** Begin **

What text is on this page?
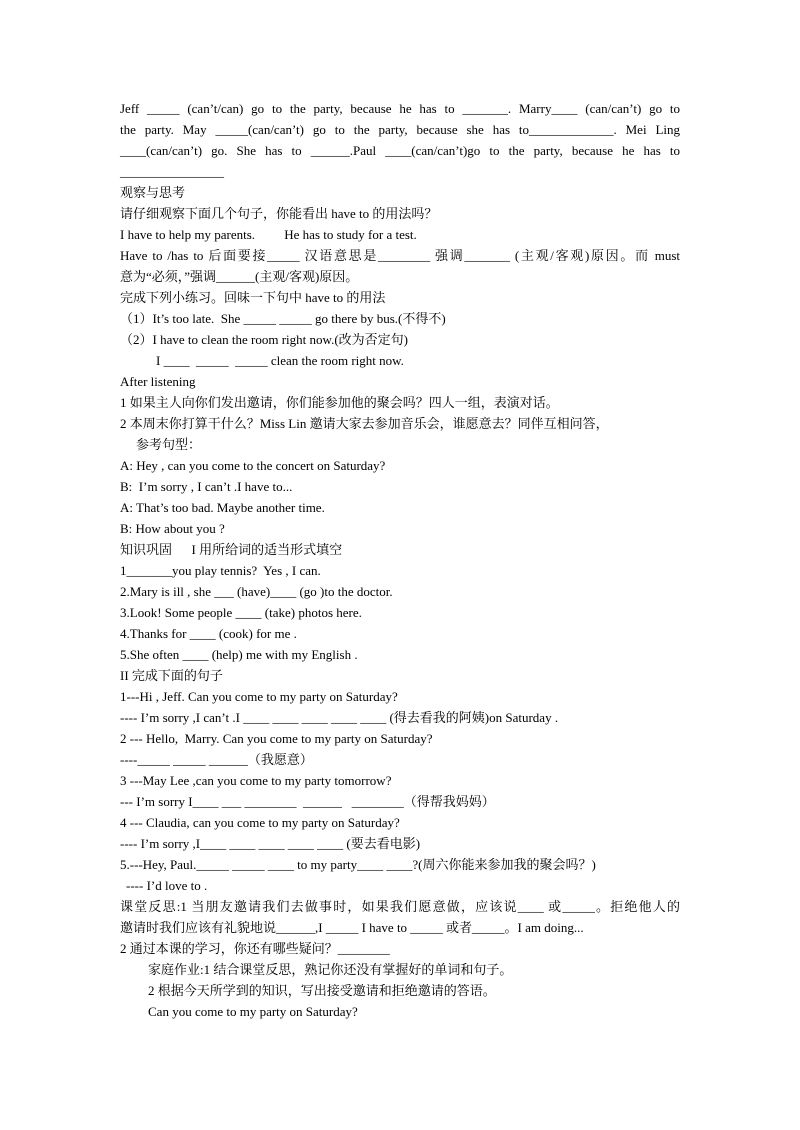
Jeff _____ (can’t/can) go to the party, because he has to _______. Marry____ (can/can’t) go to
the party. May _____(can/can’t) go to the party, because she has to_____________. Mei Ling
____(can/can’t) go. She has to ______.Paul ____(can/can’t)go to the party, because he has to
________________
观察与思考
请仔细观察下面几个句子，你能看出 have to 的用法吗？
I have to help my parents.         He has to study for a test.
Have to /has to 后面要接_____ 汉语意思是________ 强调_______ (主观/客观)原因。而 must
意为“必须，”强调______(主观/客观)原因。
完成下列小练习。回味一下句中 have to 的用法
（1）It’s too late.  She _____ _____ go there by bus.(不得不)
（2）I have to clean the room right now.(改为否定句)
I ____  _____  _____ clean the room right now.
After listening
1 如果主人向你们发出邀请，你们能参加他的聚会吗？四人一组，表演对话。
2 本周末你打算干什么？Miss Lin 邀请大家去参加音乐会，谁愿意去？同伴互相问答，
参考句型：
A: Hey , can you come to the concert on Saturday?
B:  I’m sorry , I can’t .I have to...
A: That’s too bad. Maybe another time.
B: How about you ?
知识巩固      I 用所给词的适当形式填空
1_______you play tennis?  Yes , I can.
2.Mary is ill , she ___ (have)____ (go )to the doctor.
3.Look! Some people ____ (take) photos here.
4.Thanks for ____ (cook) for me .
5.She often ____ (help) me with my English .
II 完成下面的句子
1---Hi , Jeff. Can you come to my party on Saturday?
---- I’m sorry ,I can’t .I ____ ____ ____ ____ ____ (得去看我的阿姨)on Saturday .
2 --- Hello,  Marry. Can you come to my party on Saturday?
----_____ _____ ______（我愿意）
3 ---May Lee ,can you come to my party tomorrow?
--- I’m sorry I____ ___ ________  ______   ________（得帮我妈妈）
4 --- Claudia, can you come to my party on Saturday?
---- I’m sorry ,I____ ____ ____ ____ ____ (要去看电影)
5.---Hey, Paul._____ _____ ____ to my party____ ____?(周六你能来参加我的聚会吗？)
---- I’d love to .
课堂反思:1 当朋友邀请我们去做事时，如果我们愿意做，应该说____ 或_____。拒绝他人的
邀请时我们应该有礼貌地说______,I _____ I have to _____ 或者_____。I am doing...
2 通过本课的学习，你还有哪些疑问？________
家庭作业:1 结合课堂反思，熟记你还没有掌握好的单词和句子。
2 根据今天所学到的知识，写出接受邀请和拒绝邀请的答语。
Can you come to my party on Saturday?
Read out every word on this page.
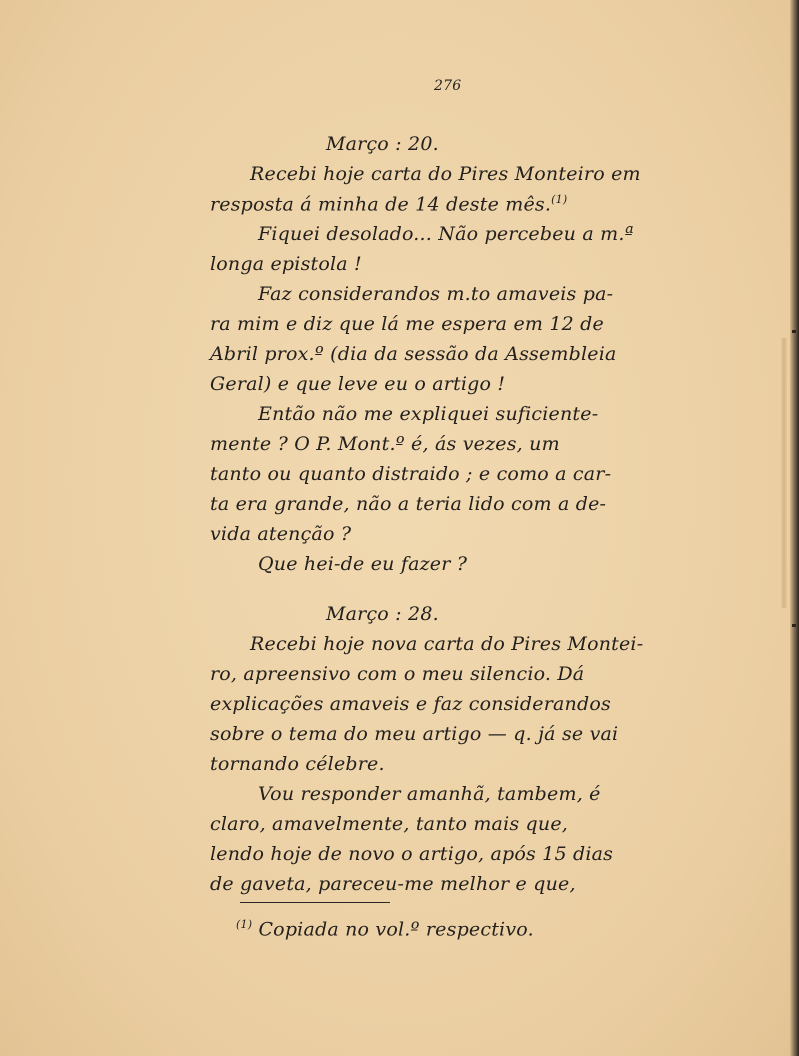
276
Março : 20.
Recebi hoje carta do Pires Monteiro em
resposta á minha de 14 deste mês.$^{(1)}$
Fiquei desolado... Não percebeu a m.ª
longa epistola !
Faz considerandos m.to amaveis pa-
ra mim e diz que lá me espera em 12 de
Abril prox.º (dia da sessão da Assembleia
Geral) e que leve eu o artigo !
Então não me expliquei suficiente-
mente ? O P. Mont.º é, ás vezes, um
tanto ou quanto distraido ; e como a car-
ta era grande, não a teria lido com a de-
vida atenção ?
Que hei-de eu fazer ?
Março : 28.
Recebi hoje nova carta do Pires Montei-
ro, apreensivo com o meu silencio. Dá
explicações amaveis e faz considerandos
sobre o tema do meu artigo — q. já se vai
tornando célebre.
Vou responder amanhã, tambem, é
claro, amavelmente, tanto mais que,
lendo hoje de novo o artigo, após 15 dias
de gaveta, pareceu-me melhor e que,
$^{(1)}$ Copiada no vol.º respectivo.
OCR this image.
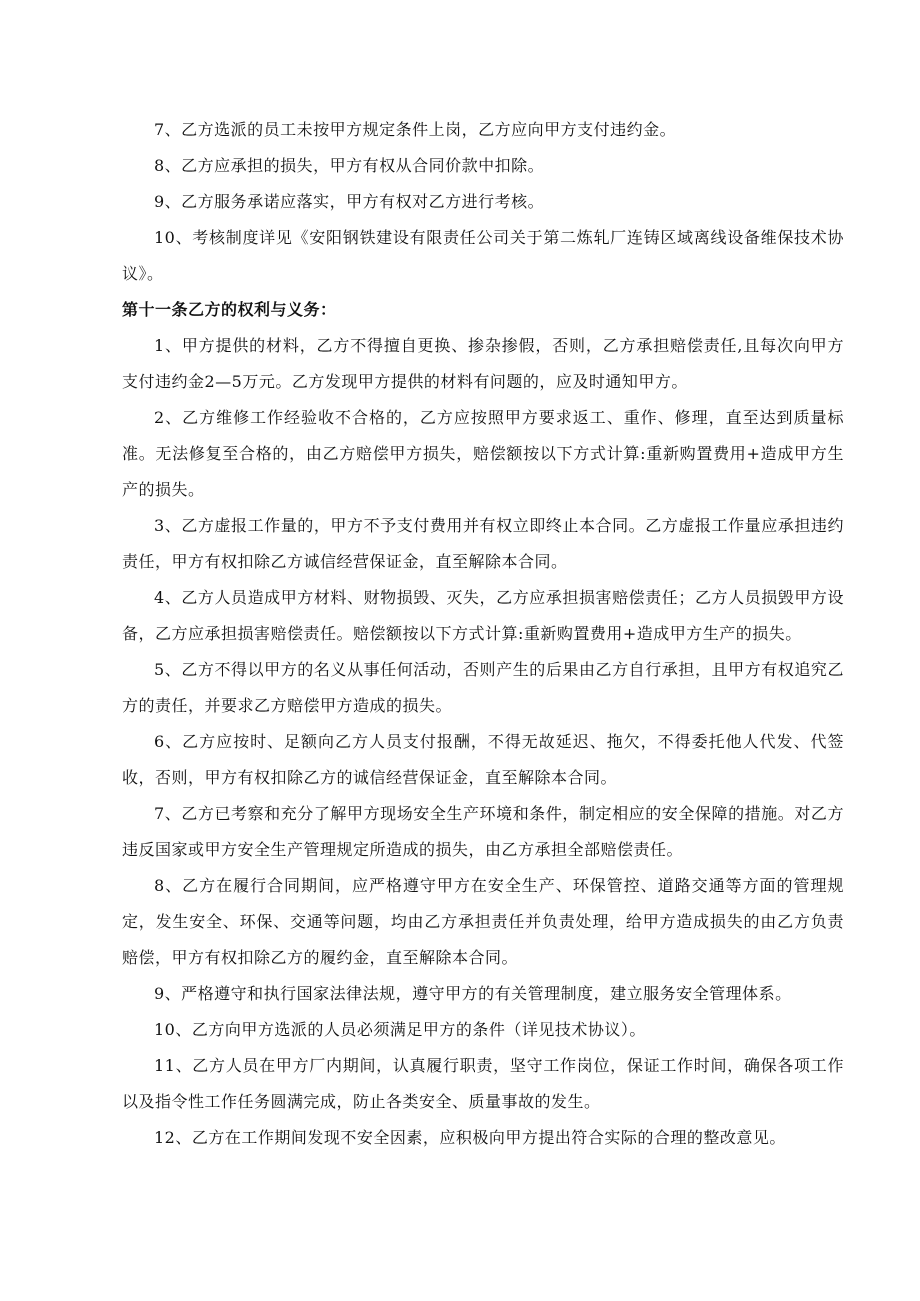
7、乙方选派的员工未按甲方规定条件上岗，乙方应向甲方支付违约金。

8、乙方应承担的损失，甲方有权从合同价款中扣除。

9、乙方服务承诺应落实，甲方有权对乙方进行考核。

10、考核制度详见《安阳钢铁建设有限责任公司关于第二炼轧厂连铸区域离线设备维保技术协议》。

第十一条乙方的权利与义务：

1、甲方提供的材料，乙方不得擅自更换、掺杂掺假，否则，乙方承担赔偿责任,且每次向甲方支付违约金2—5万元。乙方发现甲方提供的材料有问题的，应及时通知甲方。

2、乙方维修工作经验收不合格的，乙方应按照甲方要求返工、重作、修理，直至达到质量标准。无法修复至合格的，由乙方赔偿甲方损失，赔偿额按以下方式计算:重新购置费用+造成甲方生产的损失。

3、乙方虚报工作量的，甲方不予支付费用并有权立即终止本合同。乙方虚报工作量应承担违约责任，甲方有权扣除乙方诚信经营保证金，直至解除本合同。

4、乙方人员造成甲方材料、财物损毁、灭失，乙方应承担损害赔偿责任；乙方人员损毁甲方设备，乙方应承担损害赔偿责任。赔偿额按以下方式计算:重新购置费用+造成甲方生产的损失。

5、乙方不得以甲方的名义从事任何活动，否则产生的后果由乙方自行承担，且甲方有权追究乙方的责任，并要求乙方赔偿甲方造成的损失。

6、乙方应按时、足额向乙方人员支付报酬，不得无故延迟、拖欠，不得委托他人代发、代签收，否则，甲方有权扣除乙方的诚信经营保证金，直至解除本合同。

7、乙方已考察和充分了解甲方现场安全生产环境和条件，制定相应的安全保障的措施。对乙方违反国家或甲方安全生产管理规定所造成的损失，由乙方承担全部赔偿责任。

8、乙方在履行合同期间，应严格遵守甲方在安全生产、环保管控、道路交通等方面的管理规定，发生安全、环保、交通等问题，均由乙方承担责任并负责处理，给甲方造成损失的由乙方负责赔偿，甲方有权扣除乙方的履约金，直至解除本合同。

9、严格遵守和执行国家法律法规，遵守甲方的有关管理制度，建立服务安全管理体系。

10、乙方向甲方选派的人员必须满足甲方的条件（详见技术协议）。

11、乙方人员在甲方厂内期间，认真履行职责，坚守工作岗位，保证工作时间，确保各项工作以及指令性工作任务圆满完成，防止各类安全、质量事故的发生。

12、乙方在工作期间发现不安全因素，应积极向甲方提出符合实际的合理的整改意见。
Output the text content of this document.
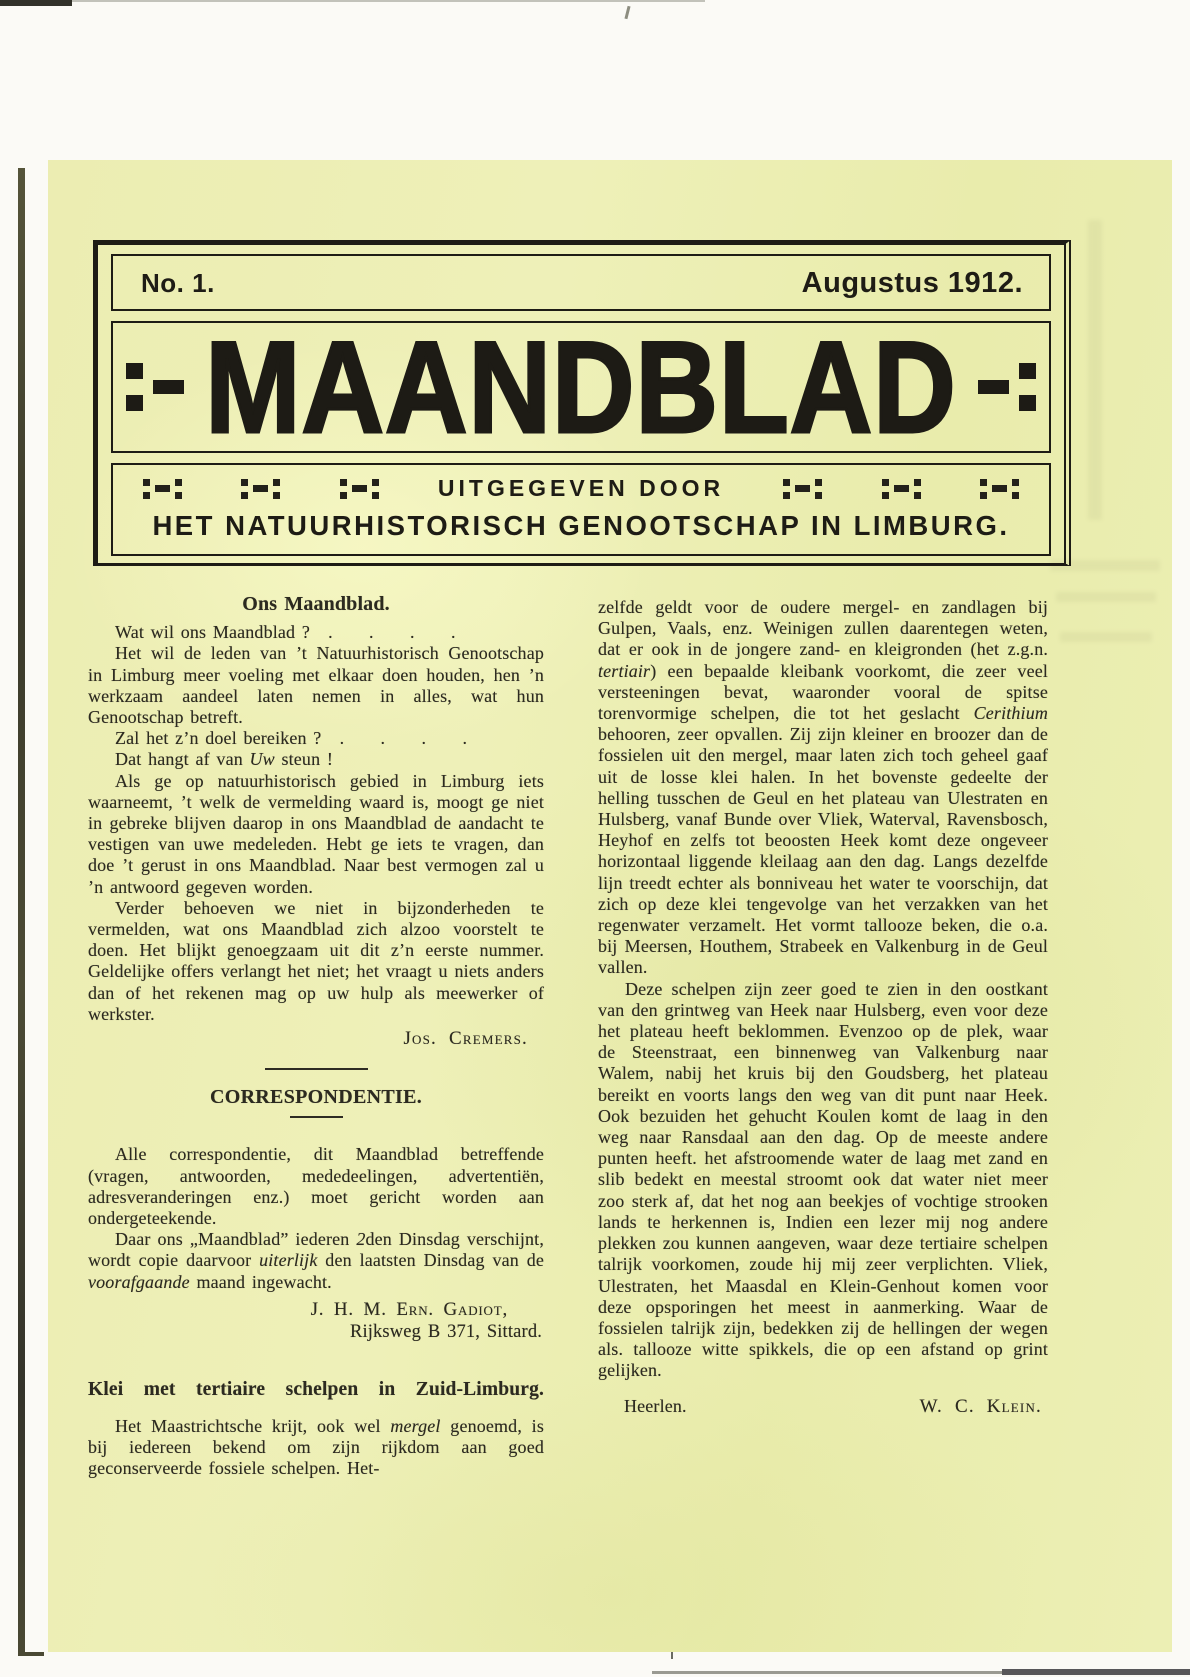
No. 1.	Augustus 1912.
MAANDBLAD
UITGEGEVEN DOOR
HET NATUURHISTORISCH GENOOTSCHAP IN LIMBURG.
Ons Maandblad.

Wat wil ons Maandblad ? .  .  .  .

Het wil de leden van ’t Natuurhistorisch Genootschap in Limburg meer voeling met elkaar doen houden, hen ’n werkzaam aandeel laten nemen in alles, wat hun Genootschap betreft.

Zal het z’n doel bereiken ? .  .  .  .

Dat hangt af van Uw steun !

Als ge op natuurhistorisch gebied in Limburg iets waarneemt, ’t welk de vermelding waard is, moogt ge niet in gebreke blijven daarop in ons Maandblad de aandacht te vestigen van uwe medeleden. Hebt ge iets te vragen, dan doe ’t gerust in ons Maandblad. Naar best vermogen zal u ’n antwoord gegeven worden.

Verder behoeven we niet in bijzonderheden te vermelden, wat ons Maandblad zich alzoo voorstelt te doen. Het blijkt genoegzaam uit dit z’n eerste nummer. Geldelijke offers verlangt het niet; het vraagt u niets anders dan of het rekenen mag op uw hulp als meewerker of werkster.

Jos. Cremers.
CORRESPONDENTIE.

Alle correspondentie, dit Maandblad betreffende (vragen, antwoorden, mededeelingen, advertentiën, adresveranderingen enz.) moet gericht worden aan ondergeteekende.

Daar ons „Maandblad” iederen 2den Dinsdag verschijnt, wordt copie daarvoor uiterlijk den laatsten Dinsdag van de voorafgaande maand ingewacht.

J. H. M. Ern. Gadiot,
Rijksweg B 371, Sittard.
Klei met tertiaire schelpen in Zuid-Limburg.

Het Maastrichtsche krijt, ook wel mergel genoemd, is bij iedereen bekend om zijn rijkdom aan goed geconserveerde fossiele schelpen. Het-

zelfde geldt voor de oudere mergel- en zandlagen bij Gulpen, Vaals, enz. Weinigen zullen daarentegen weten, dat er ook in de jongere zand- en kleigronden (het z.g.n. tertiair) een bepaalde kleibank voorkomt, die zeer veel versteeningen bevat, waaronder vooral de spitse torenvormige schelpen, die tot het geslacht Cerithium behooren, zeer opvallen. Zij zijn kleiner en broozer dan de fossielen uit den mergel, maar laten zich toch geheel gaaf uit de losse klei halen. In het bovenste gedeelte der helling tusschen de Geul en het plateau van Ulestraten en Hulsberg, vanaf Bunde over Vliek, Waterval, Ravensbosch, Heyhof en zelfs tot beoosten Heek komt deze ongeveer horizontaal liggende kleilaag aan den dag. Langs dezelfde lijn treedt echter als bonniveau het water te voorschijn, dat zich op deze klei tengevolge van het verzakken van het regenwater verzamelt. Het vormt tallooze beken, die o.a. bij Meersen, Houthem, Strabeek en Valkenburg in de Geul vallen.

Deze schelpen zijn zeer goed te zien in den oostkant van den grintweg van Heek naar Hulsberg, even voor deze het plateau heeft beklommen. Evenzoo op de plek, waar de Steenstraat, een binnenweg van Valkenburg naar Walem, nabij het kruis bij den Goudsberg, het plateau bereikt en voorts langs den weg van dit punt naar Heek. Ook bezuiden het gehucht Koulen komt de laag in den weg naar Ransdaal aan den dag. Op de meeste andere punten heeft. het afstroomende water de laag met zand en slib bedekt en meestal stroomt ook dat water niet meer zoo sterk af, dat het nog aan beekjes of vochtige strooken lands te herkennen is, Indien een lezer mij nog andere plekken zou kunnen aangeven, waar deze tertiaire schelpen talrijk voorkomen, zoude hij mij zeer verplichten. Vliek, Ulestraten, het Maasdal en Klein-Genhout komen voor deze opsporingen het meest in aanmerking. Waar de fossielen talrijk zijn, bedekken zij de hellingen der wegen als. tallooze witte spikkels, die op een afstand op grint gelijken.

Heerlen.	W. C. Klein.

** End **

### The request
In the listing above, find each line with the word "造成甲方生产的损失" and copy it.

### Task result
2、乙方维修工作经验收不合格的，乙方应按照甲方要求返工、重作、修理，直至达到质量标准。无法修复至合格的，由乙方赔偿甲方损失，赔偿额按以下方式计算:重新购置费用+造成甲方生产的损失。
4、乙方人员造成甲方材料、财物损毁、灭失，乙方应承担损害赔偿责任；乙方人员损毁甲方设备，乙方应承担损害赔偿责任。赔偿额按以下方式计算:重新购置费用+造成甲方生产的损失。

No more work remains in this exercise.